We motored the five miles from Shroud to Hawksbill and anchored near Odyssey, who had gone directly from Norman's. We'd hoped for some good snorkeling and took a grueling dinghy ride bashing through the waves to the south and east sides of the island, but we couldn't find anything with the look bucket that seemed worth getting wet for. All was not a total waste as the tiny islets clustering around the south end of Hawksbill Cay were rugged scenery worth taking a look at.
The kids on Odyssey were so taken with our homemade "lookie bucket" that they begged for a bit of our leftover Plexiglas to make one. They didn't actually have a bucket to use, but buckets (in varying condition) are a common find on Bahamas beaches -- and in fact that afternoon while beachcombing Britt and I found a perfect bucket and brought it back for them.
We'd come to Hawksbill Cay to check out the Loyalist-era ruins (the Loyalists being those American colonists who, preferring to remain British, moved to the Bahamas), so we dinghied around to the right spot, found the trailhead, and somehow managed to follow the rather overgrown trail. The trailblazes consisted of bits of plastic rope tied to trees here and there. We only found a section of wall with some broken pottery arrayed along it, and a few piles of rubble which might have been walls at one time, but apparently there is much more. The scrubby forest was densely filled with thorny plants, though, so we didn't explore too much.
The next day promised a frontal passage. The wind had already filled in from the southwest by morning, making the anchorage a bit rolly, so we left shortly after 8 am and had a terrific sail to Warderick Wells, the headquarters of the Exuma Land and Sea Park. Our route cut around a big shoal area, with the last leg northeast and therefore downwind; by then, the wind had picked up to 20 knots, so it was fast and fun. We could see the line of clouds marking the front, slowly overtaking us. When it did, things got a little wild -- we saw gusts in the upper 20's, and the wind moved more to the north -- but we'd seen it coming and had rolled in some sail in anticipation.
The "north anchorage" at Warderick Wells is actually a mooring field only; we'd called the park by VHF in the morning and gotten our assignment, #21. As it turns out, there are 22 mooring balls, arrayed in a narrow ring around a big sandy shoal which is exposed at low tide. Between the howling wind and the typical Bahamian ripping current, staying in the dark blue strip of water without bumping into any of the other boats was a task which required our full attention. I passed the red turning buoy in front of the park HQ, and Britt thought it looked a little deeper a bit past it, so I didn't turn immediately. Suddenly, the VHF squawked, "Sailboat at the turning buoy...Windom...turn to starboard NOW!" (We turned to starboard NOW.) The next day some friends of ours showed up, and although we didn't see them come in, we chatted with them that evening. They said that they'd done as we did, continuing straight for a bit after the turning buoy -- and they'd bumped smack into a reef! (Fortunately neither their boat nor the reef was too damaged.)
The island of Warderick Wells is crisscrossed by trails. These seemed to be better maintained than the one on Hawksbill, and we spent a lot of time hiking over the two days we were there. It's another swiss-cheese limestone island, and the trails wound around and between holes ranging from ankle-breakers to oubliettes. One large dry cistern had a rough ladder inside, so we descended and took a look around. It reminded us of our slot canyon hiking in the American Southwest, the rock shaped by the water that had dripped through over millenia.

**What you will do:**
1. In the Exumas cruising log, which mooring number did the park assign for the north anchorage at Warderick Wells?
2. Please continue the Exumas cruising log, picking up right after its final sentence.

[Collected data]
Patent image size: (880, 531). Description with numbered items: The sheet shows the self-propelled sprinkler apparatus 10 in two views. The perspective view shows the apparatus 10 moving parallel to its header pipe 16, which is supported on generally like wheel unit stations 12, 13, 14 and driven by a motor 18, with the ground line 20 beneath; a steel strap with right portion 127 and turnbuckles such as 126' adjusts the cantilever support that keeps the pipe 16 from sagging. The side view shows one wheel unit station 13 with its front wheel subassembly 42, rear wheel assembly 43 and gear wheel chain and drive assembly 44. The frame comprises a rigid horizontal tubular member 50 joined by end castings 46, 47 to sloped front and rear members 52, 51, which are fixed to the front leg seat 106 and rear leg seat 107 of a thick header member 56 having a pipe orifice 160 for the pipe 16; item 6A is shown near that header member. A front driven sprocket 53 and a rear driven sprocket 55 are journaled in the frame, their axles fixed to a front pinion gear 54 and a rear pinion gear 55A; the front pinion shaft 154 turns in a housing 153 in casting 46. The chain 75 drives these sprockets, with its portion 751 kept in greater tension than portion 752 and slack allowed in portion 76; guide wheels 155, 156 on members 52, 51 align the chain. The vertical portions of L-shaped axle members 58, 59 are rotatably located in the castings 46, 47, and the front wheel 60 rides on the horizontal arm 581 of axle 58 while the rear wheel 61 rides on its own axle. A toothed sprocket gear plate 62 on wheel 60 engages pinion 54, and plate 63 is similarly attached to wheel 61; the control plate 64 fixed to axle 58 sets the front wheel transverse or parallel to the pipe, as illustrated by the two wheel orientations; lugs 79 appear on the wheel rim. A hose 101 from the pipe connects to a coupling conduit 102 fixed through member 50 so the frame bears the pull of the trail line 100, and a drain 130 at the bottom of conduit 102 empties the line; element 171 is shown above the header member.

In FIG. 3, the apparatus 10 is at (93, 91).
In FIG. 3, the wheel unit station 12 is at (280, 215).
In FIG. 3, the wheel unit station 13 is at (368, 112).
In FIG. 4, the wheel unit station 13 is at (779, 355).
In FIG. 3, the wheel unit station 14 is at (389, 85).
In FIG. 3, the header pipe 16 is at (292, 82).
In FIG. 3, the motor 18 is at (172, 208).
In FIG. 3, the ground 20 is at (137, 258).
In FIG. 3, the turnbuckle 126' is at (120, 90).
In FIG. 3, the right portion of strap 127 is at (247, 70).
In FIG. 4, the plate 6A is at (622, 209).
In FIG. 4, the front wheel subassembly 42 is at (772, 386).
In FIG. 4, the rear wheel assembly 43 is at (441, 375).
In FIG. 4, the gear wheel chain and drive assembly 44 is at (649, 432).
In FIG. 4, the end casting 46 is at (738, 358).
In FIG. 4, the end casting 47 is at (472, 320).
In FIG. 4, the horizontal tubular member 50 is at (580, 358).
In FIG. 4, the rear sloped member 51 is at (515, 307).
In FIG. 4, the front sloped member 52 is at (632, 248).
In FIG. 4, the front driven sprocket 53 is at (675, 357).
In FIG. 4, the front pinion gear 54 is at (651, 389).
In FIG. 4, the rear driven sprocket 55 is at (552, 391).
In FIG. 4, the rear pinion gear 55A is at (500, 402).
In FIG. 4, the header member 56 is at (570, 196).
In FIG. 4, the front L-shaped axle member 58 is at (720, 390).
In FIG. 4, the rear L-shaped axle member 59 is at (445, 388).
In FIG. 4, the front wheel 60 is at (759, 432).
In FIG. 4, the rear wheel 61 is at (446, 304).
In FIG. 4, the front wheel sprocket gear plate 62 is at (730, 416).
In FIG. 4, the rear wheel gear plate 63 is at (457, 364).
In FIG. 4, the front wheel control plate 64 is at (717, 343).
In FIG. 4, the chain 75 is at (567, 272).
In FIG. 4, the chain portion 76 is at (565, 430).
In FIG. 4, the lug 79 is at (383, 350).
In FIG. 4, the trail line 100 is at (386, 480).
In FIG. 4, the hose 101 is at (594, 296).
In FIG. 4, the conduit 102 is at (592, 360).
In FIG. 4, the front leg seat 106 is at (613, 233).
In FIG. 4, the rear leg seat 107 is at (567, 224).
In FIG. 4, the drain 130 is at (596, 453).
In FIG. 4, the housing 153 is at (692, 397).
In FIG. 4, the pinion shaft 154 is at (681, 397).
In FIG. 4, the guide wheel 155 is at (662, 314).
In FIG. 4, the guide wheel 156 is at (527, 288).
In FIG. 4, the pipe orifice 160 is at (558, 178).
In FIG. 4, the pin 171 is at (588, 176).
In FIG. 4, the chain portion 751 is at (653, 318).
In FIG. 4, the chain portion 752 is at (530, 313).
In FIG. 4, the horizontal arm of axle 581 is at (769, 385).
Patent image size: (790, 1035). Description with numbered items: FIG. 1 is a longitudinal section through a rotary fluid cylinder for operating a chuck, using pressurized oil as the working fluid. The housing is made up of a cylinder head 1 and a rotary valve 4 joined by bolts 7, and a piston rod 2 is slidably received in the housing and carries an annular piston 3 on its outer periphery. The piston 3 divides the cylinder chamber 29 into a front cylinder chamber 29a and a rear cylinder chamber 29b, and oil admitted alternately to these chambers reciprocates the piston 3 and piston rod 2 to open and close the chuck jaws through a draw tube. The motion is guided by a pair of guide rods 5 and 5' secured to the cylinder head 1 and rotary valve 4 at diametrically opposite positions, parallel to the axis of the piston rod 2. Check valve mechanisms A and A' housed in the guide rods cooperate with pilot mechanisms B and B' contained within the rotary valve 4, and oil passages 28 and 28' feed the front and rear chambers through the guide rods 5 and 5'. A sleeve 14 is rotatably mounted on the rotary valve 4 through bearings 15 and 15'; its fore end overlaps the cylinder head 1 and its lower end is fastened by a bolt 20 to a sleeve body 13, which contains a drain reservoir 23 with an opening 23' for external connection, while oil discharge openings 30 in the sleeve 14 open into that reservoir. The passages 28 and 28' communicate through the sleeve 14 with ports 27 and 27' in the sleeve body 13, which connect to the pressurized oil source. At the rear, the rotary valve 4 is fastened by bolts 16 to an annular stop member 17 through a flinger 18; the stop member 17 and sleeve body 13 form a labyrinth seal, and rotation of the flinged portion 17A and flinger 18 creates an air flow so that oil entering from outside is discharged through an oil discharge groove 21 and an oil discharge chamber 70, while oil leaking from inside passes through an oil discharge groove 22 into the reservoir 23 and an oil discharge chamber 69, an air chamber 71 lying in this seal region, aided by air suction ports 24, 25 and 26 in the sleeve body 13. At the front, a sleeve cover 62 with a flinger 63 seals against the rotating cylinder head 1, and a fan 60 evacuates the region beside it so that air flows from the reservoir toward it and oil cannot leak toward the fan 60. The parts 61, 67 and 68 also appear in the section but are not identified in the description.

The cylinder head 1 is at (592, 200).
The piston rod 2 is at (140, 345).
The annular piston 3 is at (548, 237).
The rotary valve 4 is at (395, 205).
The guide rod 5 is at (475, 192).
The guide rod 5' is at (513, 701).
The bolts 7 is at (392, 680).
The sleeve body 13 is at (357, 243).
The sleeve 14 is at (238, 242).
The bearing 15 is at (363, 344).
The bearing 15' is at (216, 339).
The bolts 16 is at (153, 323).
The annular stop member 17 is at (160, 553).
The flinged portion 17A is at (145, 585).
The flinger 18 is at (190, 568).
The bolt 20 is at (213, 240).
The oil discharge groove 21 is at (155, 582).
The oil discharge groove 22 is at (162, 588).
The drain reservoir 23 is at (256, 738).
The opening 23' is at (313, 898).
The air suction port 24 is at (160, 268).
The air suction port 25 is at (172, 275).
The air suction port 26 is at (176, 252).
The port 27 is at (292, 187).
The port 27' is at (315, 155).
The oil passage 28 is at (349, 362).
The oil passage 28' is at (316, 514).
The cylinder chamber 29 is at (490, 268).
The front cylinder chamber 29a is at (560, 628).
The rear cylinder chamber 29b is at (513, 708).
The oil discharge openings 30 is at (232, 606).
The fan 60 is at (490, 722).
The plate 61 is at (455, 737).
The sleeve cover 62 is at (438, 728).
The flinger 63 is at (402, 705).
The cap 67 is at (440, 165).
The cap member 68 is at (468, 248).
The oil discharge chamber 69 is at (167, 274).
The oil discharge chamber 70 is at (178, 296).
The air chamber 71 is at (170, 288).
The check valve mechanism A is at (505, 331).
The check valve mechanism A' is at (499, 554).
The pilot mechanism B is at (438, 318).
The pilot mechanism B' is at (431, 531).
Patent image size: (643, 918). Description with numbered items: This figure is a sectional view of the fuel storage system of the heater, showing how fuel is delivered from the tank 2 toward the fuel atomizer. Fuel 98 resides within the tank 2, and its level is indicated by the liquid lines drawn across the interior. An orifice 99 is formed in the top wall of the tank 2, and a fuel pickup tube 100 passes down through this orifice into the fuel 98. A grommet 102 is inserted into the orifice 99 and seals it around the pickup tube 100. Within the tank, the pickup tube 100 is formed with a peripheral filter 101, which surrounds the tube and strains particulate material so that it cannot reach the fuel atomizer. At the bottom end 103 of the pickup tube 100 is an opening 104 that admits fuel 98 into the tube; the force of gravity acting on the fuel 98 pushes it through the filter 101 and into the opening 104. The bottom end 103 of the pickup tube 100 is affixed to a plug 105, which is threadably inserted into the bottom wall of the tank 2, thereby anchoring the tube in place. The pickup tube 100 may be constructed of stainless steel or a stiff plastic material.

**Answers below:**
1. Mooring #21.

2.
Another trail took us by more Loyalist ruins, these more extensive than what we'd seen before. The rock walls were plastered together with a conch-shell mortar, similar to the oyster-shell "tabby" we'd seen at Fort Frederica in Georgia. One waist-high wall spanned the island from east to west, and we speculated on its original purpose. We made a big loop across the southern end of Warderick Wells, connecting trails and beaches and a nice clearing called the "Pirate's Retreat".
We explored underwater as well. The first snorkel we did was a dive on the wreck of a boat that had caught fire and sank in the anchorage some years ago; a shark apparently hangs out under the hull, but we didn't see it, although we did see many fish and some huge lobster. We also dove on the reef we'd unknowingly almost hit. Since the currrent was strong, we took turns drift diving while the other followed in the dinghy. The most interesting thing about this area is that the lobsters are totally fearless, since they are protected, and waltz around right out in the open instead of retreating to their hidey-holes. We also saw a small shark snoozing on the bottom.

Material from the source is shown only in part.